▶ **What you are asked to do**:
Every line below that holds the string "acquittés" should be copied out.

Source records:
-- begin --

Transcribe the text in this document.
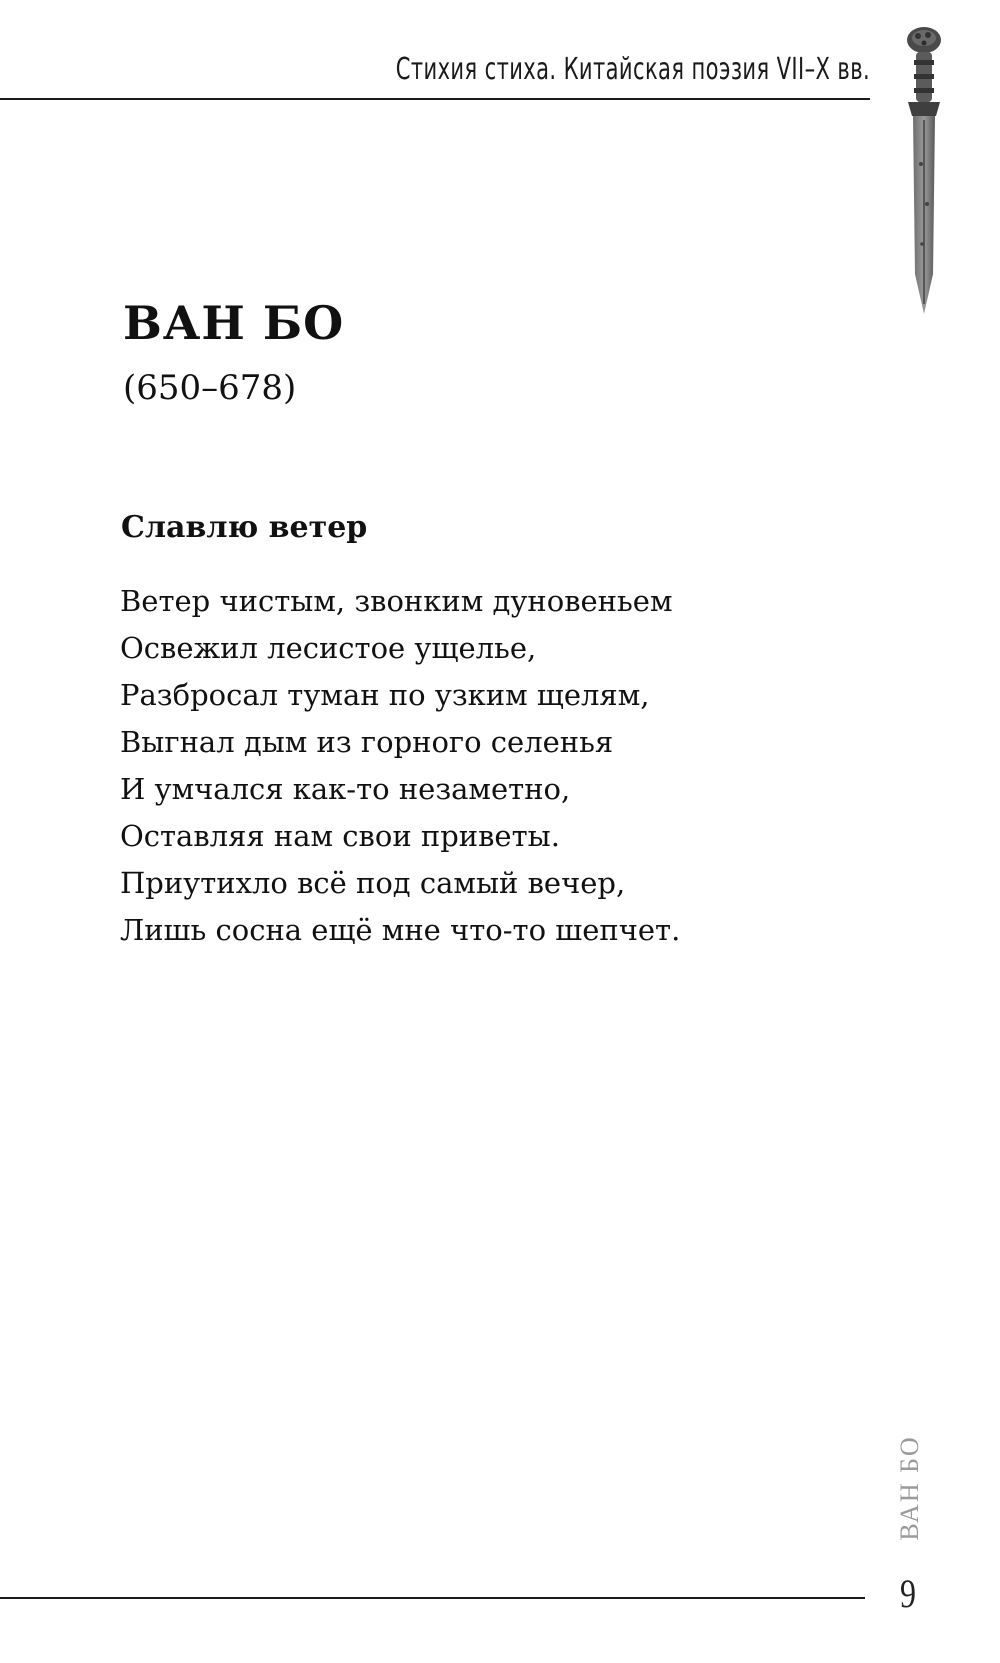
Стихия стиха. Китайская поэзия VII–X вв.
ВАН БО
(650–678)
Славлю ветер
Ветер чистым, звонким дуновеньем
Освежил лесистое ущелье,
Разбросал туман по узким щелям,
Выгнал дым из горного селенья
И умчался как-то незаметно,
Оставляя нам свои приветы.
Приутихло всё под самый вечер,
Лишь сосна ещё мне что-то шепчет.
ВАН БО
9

-- end --
-- begin --

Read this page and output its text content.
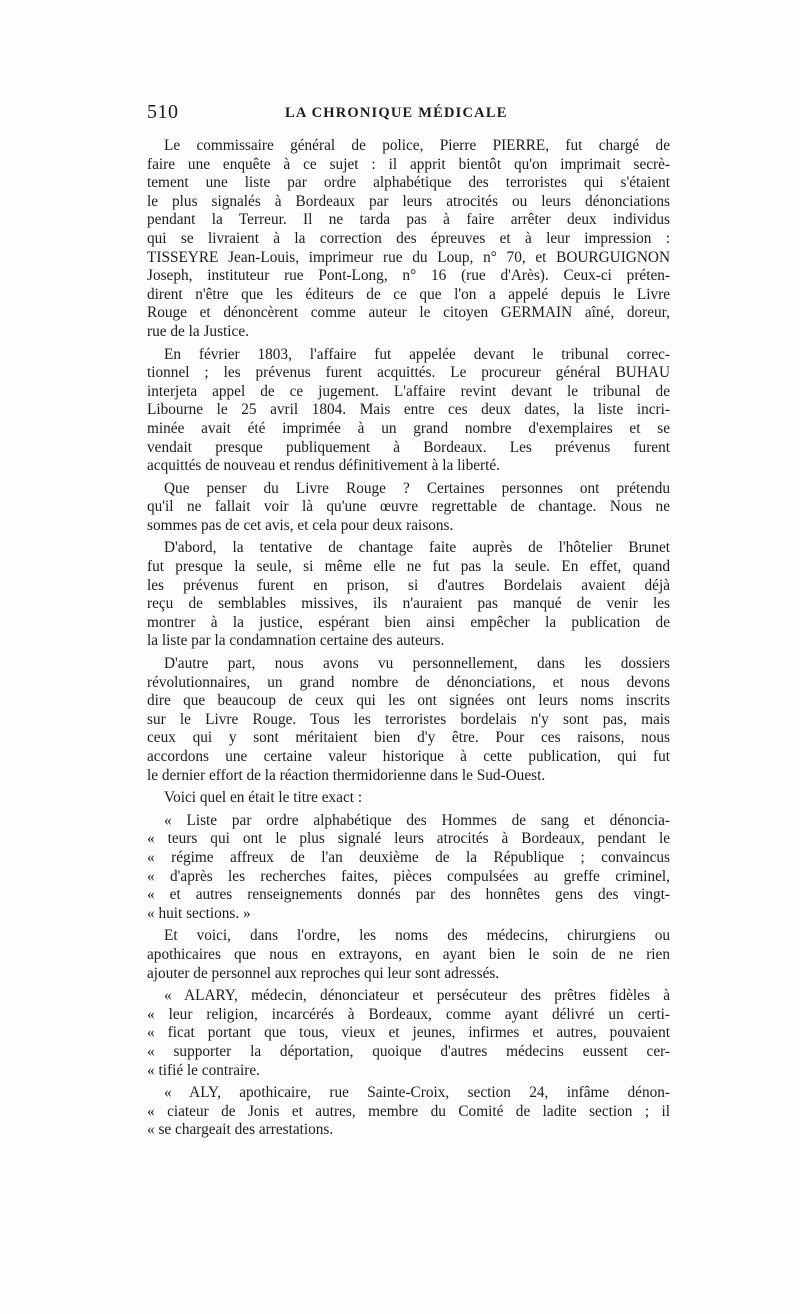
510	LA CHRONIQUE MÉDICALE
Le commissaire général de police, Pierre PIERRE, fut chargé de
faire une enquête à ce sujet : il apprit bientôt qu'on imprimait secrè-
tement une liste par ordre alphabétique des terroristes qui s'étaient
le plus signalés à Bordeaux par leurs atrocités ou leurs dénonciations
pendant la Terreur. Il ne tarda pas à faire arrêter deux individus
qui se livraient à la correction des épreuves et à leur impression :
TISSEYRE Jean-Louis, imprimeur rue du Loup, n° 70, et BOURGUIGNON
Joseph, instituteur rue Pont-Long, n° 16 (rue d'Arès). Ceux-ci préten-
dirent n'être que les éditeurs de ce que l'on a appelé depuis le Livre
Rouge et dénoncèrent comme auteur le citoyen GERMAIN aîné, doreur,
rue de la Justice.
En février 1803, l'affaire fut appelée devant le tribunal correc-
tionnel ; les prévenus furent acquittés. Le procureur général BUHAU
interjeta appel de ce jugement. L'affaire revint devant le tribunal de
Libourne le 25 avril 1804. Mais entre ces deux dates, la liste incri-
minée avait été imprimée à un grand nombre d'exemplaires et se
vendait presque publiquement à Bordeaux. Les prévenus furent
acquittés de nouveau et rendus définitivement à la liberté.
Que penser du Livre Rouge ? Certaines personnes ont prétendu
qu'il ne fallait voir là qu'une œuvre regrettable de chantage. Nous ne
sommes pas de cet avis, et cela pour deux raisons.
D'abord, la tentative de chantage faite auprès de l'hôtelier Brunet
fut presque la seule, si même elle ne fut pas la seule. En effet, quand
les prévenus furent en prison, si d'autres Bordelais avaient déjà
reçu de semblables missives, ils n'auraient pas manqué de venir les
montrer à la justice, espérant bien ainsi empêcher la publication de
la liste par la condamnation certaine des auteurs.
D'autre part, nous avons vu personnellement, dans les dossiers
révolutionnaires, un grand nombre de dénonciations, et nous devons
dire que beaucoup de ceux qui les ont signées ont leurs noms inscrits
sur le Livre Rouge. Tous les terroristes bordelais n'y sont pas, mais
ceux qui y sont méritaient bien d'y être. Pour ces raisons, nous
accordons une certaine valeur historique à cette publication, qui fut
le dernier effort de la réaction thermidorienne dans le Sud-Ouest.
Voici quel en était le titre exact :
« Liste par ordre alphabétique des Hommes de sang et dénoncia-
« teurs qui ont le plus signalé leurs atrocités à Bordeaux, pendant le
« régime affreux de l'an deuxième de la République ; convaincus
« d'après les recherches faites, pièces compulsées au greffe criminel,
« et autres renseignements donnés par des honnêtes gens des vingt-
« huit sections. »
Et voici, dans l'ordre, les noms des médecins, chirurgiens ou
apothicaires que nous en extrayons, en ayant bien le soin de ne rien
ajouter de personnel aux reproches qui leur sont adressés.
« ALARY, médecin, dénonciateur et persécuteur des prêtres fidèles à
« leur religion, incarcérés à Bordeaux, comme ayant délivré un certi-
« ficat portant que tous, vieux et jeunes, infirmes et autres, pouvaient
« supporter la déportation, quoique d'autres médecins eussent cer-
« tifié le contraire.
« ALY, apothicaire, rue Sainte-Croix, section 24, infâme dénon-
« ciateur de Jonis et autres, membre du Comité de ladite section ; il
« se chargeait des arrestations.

-- end --
-- begin --

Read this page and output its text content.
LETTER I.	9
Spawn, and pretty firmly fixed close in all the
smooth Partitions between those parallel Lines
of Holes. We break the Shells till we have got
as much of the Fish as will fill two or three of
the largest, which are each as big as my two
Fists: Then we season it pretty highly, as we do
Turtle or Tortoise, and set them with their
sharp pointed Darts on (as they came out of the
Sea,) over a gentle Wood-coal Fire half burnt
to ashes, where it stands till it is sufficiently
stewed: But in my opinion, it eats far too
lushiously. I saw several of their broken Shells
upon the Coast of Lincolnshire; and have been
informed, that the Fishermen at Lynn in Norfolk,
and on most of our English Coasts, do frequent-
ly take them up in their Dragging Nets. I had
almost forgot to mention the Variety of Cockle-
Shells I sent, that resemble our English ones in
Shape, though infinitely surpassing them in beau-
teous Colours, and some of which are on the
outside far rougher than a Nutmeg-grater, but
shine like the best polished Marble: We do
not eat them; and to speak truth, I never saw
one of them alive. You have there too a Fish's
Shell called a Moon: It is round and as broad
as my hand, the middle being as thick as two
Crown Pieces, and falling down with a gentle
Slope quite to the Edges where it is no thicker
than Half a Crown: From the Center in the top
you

-- end --

▶ **Correct answer**:
tionnel ; les prévenus furent acquittés. Le procureur général BUHAU
acquittés de nouveau et rendus définitivement à la liberté.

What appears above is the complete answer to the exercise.